AIM OF THE TASK: Can the data below be set down again exactly, line for line?

DATASET EXCERPTS:
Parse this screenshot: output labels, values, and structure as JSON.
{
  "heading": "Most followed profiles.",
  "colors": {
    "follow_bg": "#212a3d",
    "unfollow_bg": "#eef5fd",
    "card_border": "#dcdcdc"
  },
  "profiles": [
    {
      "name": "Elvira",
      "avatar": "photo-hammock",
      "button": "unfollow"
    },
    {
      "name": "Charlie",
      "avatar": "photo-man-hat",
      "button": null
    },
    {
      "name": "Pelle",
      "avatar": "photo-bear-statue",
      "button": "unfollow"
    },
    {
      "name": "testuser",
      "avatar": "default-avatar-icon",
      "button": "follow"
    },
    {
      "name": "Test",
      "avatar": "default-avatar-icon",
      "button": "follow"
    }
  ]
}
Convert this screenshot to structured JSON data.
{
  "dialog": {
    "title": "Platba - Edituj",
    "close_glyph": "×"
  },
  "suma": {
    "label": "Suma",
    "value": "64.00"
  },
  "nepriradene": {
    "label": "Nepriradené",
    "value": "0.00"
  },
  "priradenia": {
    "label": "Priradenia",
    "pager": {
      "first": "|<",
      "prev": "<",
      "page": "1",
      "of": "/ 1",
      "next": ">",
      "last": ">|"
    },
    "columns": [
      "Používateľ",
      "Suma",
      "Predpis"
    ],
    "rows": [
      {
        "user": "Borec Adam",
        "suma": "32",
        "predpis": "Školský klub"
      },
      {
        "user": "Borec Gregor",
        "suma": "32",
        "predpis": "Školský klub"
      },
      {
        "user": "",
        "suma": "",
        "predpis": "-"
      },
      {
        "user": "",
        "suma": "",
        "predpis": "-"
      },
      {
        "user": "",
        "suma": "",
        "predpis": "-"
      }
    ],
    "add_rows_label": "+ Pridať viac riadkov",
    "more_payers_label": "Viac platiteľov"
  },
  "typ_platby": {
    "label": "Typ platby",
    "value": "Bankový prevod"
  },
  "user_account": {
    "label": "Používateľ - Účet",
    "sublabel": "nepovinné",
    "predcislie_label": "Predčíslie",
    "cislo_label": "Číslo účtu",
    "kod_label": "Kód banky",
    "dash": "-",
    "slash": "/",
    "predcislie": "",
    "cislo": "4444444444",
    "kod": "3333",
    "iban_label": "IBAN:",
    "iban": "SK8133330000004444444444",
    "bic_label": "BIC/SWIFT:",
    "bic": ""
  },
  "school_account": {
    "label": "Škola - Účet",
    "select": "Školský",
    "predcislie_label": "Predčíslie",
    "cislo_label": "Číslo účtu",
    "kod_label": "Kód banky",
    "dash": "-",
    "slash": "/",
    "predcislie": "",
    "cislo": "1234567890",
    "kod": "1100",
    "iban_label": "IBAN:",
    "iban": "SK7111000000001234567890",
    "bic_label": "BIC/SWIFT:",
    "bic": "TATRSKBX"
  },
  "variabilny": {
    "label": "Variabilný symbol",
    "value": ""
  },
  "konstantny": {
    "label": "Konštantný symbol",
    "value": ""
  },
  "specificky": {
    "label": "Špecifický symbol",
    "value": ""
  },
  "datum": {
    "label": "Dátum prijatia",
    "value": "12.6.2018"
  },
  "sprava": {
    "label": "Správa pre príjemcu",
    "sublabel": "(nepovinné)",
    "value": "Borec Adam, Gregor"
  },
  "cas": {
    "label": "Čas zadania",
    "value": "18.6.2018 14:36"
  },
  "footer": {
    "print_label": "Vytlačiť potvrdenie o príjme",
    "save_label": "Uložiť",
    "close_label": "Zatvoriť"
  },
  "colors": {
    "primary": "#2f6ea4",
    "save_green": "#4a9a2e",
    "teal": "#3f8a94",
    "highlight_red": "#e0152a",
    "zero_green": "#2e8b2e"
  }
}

FULL SOLUTION:
Parse this screenshot: output labels, values, and structure as JSON.
{
  "heading": "Most followed profiles.",
  "colors": {
    "follow_bg": "#212a3d",
    "unfollow_bg": "#eef5fd",
    "card_border": "#dcdcdc"
  },
  "profiles": [
    {
      "name": "Elvira",
      "avatar": "photo-hammock",
      "button": "unfollow"
    },
    {
      "name": "Charlie",
      "avatar": "photo-man-hat",
      "button": null
    },
    {
      "name": "Pelle",
      "avatar": "photo-bear-statue",
      "button": "unfollow"
    },
    {
      "name": "testuser",
      "avatar": "default-avatar-icon",
      "button": "follow"
    },
    {
      "name": "Test",
      "avatar": "default-avatar-icon",
      "button": "follow"
    }
  ]
}
Convert this screenshot to structured JSON data.
{
  "dialog": {
    "title": "Platba - Edituj",
    "close_glyph": "×"
  },
  "suma": {
    "label": "Suma",
    "value": "64.00"
  },
  "nepriradene": {
    "label": "Nepriradené",
    "value": "0.00"
  },
  "priradenia": {
    "label": "Priradenia",
    "pager": {
      "first": "|<",
      "prev": "<",
      "page": "1",
      "of": "/ 1",
      "next": ">",
      "last": ">|"
    },
    "columns": [
      "Používateľ",
      "Suma",
      "Predpis"
    ],
    "rows": [
      {
        "user": "Borec Adam",
        "suma": "32",
        "predpis": "Školský klub"
      },
      {
        "user": "Borec Gregor",
        "suma": "32",
        "predpis": "Školský klub"
      },
      {
        "user": "",
        "suma": "",
        "predpis": "-"
      },
      {
        "user": "",
        "suma": "",
        "predpis": "-"
      },
      {
        "user": "",
        "suma": "",
        "predpis": "-"
      }
    ],
    "add_rows_label": "+ Pridať viac riadkov",
    "more_payers_label": "Viac platiteľov"
  },
  "typ_platby": {
    "label": "Typ platby",
    "value": "Bankový prevod"
  },
  "user_account": {
    "label": "Používateľ - Účet",
    "sublabel": "nepovinné",
    "predcislie_label": "Predčíslie",
    "cislo_label": "Číslo účtu",
    "kod_label": "Kód banky",
    "dash": "-",
    "slash": "/",
    "predcislie": "",
    "cislo": "4444444444",
    "kod": "3333",
    "iban_label": "IBAN:",
    "iban": "SK8133330000004444444444",
    "bic_label": "BIC/SWIFT:",
    "bic": ""
  },
  "school_account": {
    "label": "Škola - Účet",
    "select": "Školský",
    "predcislie_label": "Predčíslie",
    "cislo_label": "Číslo účtu",
    "kod_label": "Kód banky",
    "dash": "-",
    "slash": "/",
    "predcislie": "",
    "cislo": "1234567890",
    "kod": "1100",
    "iban_label": "IBAN:",
    "iban": "SK7111000000001234567890",
    "bic_label": "BIC/SWIFT:",
    "bic": "TATRSKBX"
  },
  "variabilny": {
    "label": "Variabilný symbol",
    "value": ""
  },
  "konstantny": {
    "label": "Konštantný symbol",
    "value": ""
  },
  "specificky": {
    "label": "Špecifický symbol",
    "value": ""
  },
  "datum": {
    "label": "Dátum prijatia",
    "value": "12.6.2018"
  },
  "sprava": {
    "label": "Správa pre príjemcu",
    "sublabel": "(nepovinné)",
    "value": "Borec Adam, Gregor"
  },
  "cas": {
    "label": "Čas zadania",
    "value": "18.6.2018 14:36"
  },
  "footer": {
    "print_label": "Vytlačiť potvrdenie o príjme",
    "save_label": "Uložiť",
    "close_label": "Zatvoriť"
  },
  "colors": {
    "primary": "#2f6ea4",
    "save_green": "#4a9a2e",
    "teal": "#3f8a94",
    "highlight_red": "#e0152a",
    "zero_green": "#2e8b2e"
  }
}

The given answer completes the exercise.